- **STATED EXERCISE**: Below are the records; locate each line with the word "Edel" and copy it.

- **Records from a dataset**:
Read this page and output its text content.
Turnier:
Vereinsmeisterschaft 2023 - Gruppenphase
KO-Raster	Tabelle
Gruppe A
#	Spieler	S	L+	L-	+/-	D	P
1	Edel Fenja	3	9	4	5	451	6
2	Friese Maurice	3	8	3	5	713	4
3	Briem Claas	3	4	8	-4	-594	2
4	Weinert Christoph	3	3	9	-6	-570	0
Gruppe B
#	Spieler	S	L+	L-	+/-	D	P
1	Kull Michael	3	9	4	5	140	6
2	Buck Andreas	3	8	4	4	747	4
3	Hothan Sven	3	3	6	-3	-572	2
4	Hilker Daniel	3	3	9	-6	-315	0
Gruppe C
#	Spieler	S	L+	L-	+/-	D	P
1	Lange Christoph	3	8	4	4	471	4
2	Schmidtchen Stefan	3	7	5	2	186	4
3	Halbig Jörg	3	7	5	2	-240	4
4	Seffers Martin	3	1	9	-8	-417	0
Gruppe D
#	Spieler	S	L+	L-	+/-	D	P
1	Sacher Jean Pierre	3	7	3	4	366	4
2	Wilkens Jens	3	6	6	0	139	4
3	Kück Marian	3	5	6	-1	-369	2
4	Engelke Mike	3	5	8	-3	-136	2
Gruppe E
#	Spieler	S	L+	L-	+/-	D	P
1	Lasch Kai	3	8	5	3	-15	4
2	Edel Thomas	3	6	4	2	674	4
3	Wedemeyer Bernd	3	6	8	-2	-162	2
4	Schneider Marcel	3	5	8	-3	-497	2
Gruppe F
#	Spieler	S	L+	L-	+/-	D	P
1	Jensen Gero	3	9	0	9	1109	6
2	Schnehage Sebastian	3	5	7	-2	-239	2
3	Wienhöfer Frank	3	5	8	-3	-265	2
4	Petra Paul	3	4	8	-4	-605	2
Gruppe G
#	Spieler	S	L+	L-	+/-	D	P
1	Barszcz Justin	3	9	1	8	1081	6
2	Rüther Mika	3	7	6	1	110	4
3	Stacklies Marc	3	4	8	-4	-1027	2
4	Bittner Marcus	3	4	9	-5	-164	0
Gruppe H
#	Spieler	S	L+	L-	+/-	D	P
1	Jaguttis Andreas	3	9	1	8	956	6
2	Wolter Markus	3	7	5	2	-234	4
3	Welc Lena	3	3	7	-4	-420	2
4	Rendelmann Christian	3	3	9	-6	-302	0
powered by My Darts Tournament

- **RESPONSE TO THIS EXERCISE**:
1	Edel Fenja	3	9	4	5	451	6
2	Edel Thomas	3	6	4	2	674	4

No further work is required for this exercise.